- _Task prompt_
Can you print every record below exactly as written?

## START Provided entries

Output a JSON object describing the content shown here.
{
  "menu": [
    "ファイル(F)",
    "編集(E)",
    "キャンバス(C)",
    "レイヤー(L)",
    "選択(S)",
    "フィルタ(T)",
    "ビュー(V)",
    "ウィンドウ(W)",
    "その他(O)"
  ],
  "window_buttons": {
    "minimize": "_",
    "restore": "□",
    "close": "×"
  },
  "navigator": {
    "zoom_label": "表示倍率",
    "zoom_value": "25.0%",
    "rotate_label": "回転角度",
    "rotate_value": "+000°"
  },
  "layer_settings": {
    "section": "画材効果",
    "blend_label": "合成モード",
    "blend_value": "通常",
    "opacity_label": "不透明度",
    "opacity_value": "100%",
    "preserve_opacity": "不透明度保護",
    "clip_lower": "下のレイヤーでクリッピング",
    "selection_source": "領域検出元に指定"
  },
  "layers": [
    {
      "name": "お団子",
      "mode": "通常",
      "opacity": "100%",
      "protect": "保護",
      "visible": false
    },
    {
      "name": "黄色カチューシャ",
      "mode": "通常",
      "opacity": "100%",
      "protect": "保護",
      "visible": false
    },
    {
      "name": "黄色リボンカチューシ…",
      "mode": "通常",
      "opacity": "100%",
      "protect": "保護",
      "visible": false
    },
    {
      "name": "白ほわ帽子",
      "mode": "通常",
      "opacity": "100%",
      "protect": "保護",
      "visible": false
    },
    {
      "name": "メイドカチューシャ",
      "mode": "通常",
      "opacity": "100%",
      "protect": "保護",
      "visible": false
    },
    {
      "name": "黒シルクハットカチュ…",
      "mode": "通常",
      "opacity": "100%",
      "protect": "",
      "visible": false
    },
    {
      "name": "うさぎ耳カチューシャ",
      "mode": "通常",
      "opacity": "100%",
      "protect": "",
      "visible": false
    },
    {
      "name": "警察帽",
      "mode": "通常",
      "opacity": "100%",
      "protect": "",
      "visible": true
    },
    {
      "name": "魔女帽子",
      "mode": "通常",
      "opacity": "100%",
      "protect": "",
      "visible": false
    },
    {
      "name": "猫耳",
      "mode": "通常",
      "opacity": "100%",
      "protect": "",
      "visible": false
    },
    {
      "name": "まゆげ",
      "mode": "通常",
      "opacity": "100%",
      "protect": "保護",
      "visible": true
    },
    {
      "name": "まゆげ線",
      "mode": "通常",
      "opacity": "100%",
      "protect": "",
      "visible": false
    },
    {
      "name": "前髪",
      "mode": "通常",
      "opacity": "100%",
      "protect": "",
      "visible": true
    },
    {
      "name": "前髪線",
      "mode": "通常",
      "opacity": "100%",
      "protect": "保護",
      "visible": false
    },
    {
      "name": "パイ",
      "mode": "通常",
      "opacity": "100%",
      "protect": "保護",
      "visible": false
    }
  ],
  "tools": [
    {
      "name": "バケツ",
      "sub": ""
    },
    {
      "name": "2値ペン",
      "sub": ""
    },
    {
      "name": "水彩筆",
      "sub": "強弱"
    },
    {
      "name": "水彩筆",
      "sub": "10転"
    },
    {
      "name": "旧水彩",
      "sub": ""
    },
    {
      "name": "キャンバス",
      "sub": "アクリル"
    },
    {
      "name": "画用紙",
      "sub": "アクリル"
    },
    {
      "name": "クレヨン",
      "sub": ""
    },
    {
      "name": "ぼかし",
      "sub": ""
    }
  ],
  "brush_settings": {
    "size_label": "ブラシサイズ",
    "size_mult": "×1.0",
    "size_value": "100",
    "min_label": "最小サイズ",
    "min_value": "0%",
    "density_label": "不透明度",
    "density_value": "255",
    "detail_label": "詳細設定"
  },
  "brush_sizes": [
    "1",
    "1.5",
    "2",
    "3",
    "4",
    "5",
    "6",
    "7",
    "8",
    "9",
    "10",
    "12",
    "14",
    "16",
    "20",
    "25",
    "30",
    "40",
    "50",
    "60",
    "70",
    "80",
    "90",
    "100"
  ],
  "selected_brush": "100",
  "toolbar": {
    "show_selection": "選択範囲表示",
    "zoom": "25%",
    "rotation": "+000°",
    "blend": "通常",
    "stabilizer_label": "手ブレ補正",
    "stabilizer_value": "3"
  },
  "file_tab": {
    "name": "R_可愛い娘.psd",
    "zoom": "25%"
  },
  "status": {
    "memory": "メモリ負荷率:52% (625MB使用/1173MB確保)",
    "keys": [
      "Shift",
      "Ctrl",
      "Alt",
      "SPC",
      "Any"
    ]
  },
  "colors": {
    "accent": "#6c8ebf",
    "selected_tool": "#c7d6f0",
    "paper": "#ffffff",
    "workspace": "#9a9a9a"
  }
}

## END Provided entries

- _Exercise solution_
Output a JSON object describing the content shown here.
{
  "menu": [
    "ファイル(F)",
    "編集(E)",
    "キャンバス(C)",
    "レイヤー(L)",
    "選択(S)",
    "フィルタ(T)",
    "ビュー(V)",
    "ウィンドウ(W)",
    "その他(O)"
  ],
  "window_buttons": {
    "minimize": "_",
    "restore": "□",
    "close": "×"
  },
  "navigator": {
    "zoom_label": "表示倍率",
    "zoom_value": "25.0%",
    "rotate_label": "回転角度",
    "rotate_value": "+000°"
  },
  "layer_settings": {
    "section": "画材効果",
    "blend_label": "合成モード",
    "blend_value": "通常",
    "opacity_label": "不透明度",
    "opacity_value": "100%",
    "preserve_opacity": "不透明度保護",
    "clip_lower": "下のレイヤーでクリッピング",
    "selection_source": "領域検出元に指定"
  },
  "layers": [
    {
      "name": "お団子",
      "mode": "通常",
      "opacity": "100%",
      "protect": "保護",
      "visible": false
    },
    {
      "name": "黄色カチューシャ",
      "mode": "通常",
      "opacity": "100%",
      "protect": "保護",
      "visible": false
    },
    {
      "name": "黄色リボンカチューシ…",
      "mode": "通常",
      "opacity": "100%",
      "protect": "保護",
      "visible": false
    },
    {
      "name": "白ほわ帽子",
      "mode": "通常",
      "opacity": "100%",
      "protect": "保護",
      "visible": false
    },
    {
      "name": "メイドカチューシャ",
      "mode": "通常",
      "opacity": "100%",
      "protect": "保護",
      "visible": false
    },
    {
      "name": "黒シルクハットカチュ…",
      "mode": "通常",
      "opacity": "100%",
      "protect": "",
      "visible": false
    },
    {
      "name": "うさぎ耳カチューシャ",
      "mode": "通常",
      "opacity": "100%",
      "protect": "",
      "visible": false
    },
    {
      "name": "警察帽",
      "mode": "通常",
      "opacity": "100%",
      "protect": "",
      "visible": true
    },
    {
      "name": "魔女帽子",
      "mode": "通常",
      "opacity": "100%",
      "protect": "",
      "visible": false
    },
    {
      "name": "猫耳",
      "mode": "通常",
      "opacity": "100%",
      "protect": "",
      "visible": false
    },
    {
      "name": "まゆげ",
      "mode": "通常",
      "opacity": "100%",
      "protect": "保護",
      "visible": true
    },
    {
      "name": "まゆげ線",
      "mode": "通常",
      "opacity": "100%",
      "protect": "",
      "visible": false
    },
    {
      "name": "前髪",
      "mode": "通常",
      "opacity": "100%",
      "protect": "",
      "visible": true
    },
    {
      "name": "前髪線",
      "mode": "通常",
      "opacity": "100%",
      "protect": "保護",
      "visible": false
    },
    {
      "name": "パイ",
      "mode": "通常",
      "opacity": "100%",
      "protect": "保護",
      "visible": false
    }
  ],
  "tools": [
    {
      "name": "バケツ",
      "sub": ""
    },
    {
      "name": "2値ペン",
      "sub": ""
    },
    {
      "name": "水彩筆",
      "sub": "強弱"
    },
    {
      "name": "水彩筆",
      "sub": "10転"
    },
    {
      "name": "旧水彩",
      "sub": ""
    },
    {
      "name": "キャンバス",
      "sub": "アクリル"
    },
    {
      "name": "画用紙",
      "sub": "アクリル"
    },
    {
      "name": "クレヨン",
      "sub": ""
    },
    {
      "name": "ぼかし",
      "sub": ""
    }
  ],
  "brush_settings": {
    "size_label": "ブラシサイズ",
    "size_mult": "×1.0",
    "size_value": "100",
    "min_label": "最小サイズ",
    "min_value": "0%",
    "density_label": "不透明度",
    "density_value": "255",
    "detail_label": "詳細設定"
  },
  "brush_sizes": [
    "1",
    "1.5",
    "2",
    "3",
    "4",
    "5",
    "6",
    "7",
    "8",
    "9",
    "10",
    "12",
    "14",
    "16",
    "20",
    "25",
    "30",
    "40",
    "50",
    "60",
    "70",
    "80",
    "90",
    "100"
  ],
  "selected_brush": "100",
  "toolbar": {
    "show_selection": "選択範囲表示",
    "zoom": "25%",
    "rotation": "+000°",
    "blend": "通常",
    "stabilizer_label": "手ブレ補正",
    "stabilizer_value": "3"
  },
  "file_tab": {
    "name": "R_可愛い娘.psd",
    "zoom": "25%"
  },
  "status": {
    "memory": "メモリ負荷率:52% (625MB使用/1173MB確保)",
    "keys": [
      "Shift",
      "Ctrl",
      "Alt",
      "SPC",
      "Any"
    ]
  },
  "colors": {
    "accent": "#6c8ebf",
    "selected_tool": "#c7d6f0",
    "paper": "#ffffff",
    "workspace": "#9a9a9a"
  }
}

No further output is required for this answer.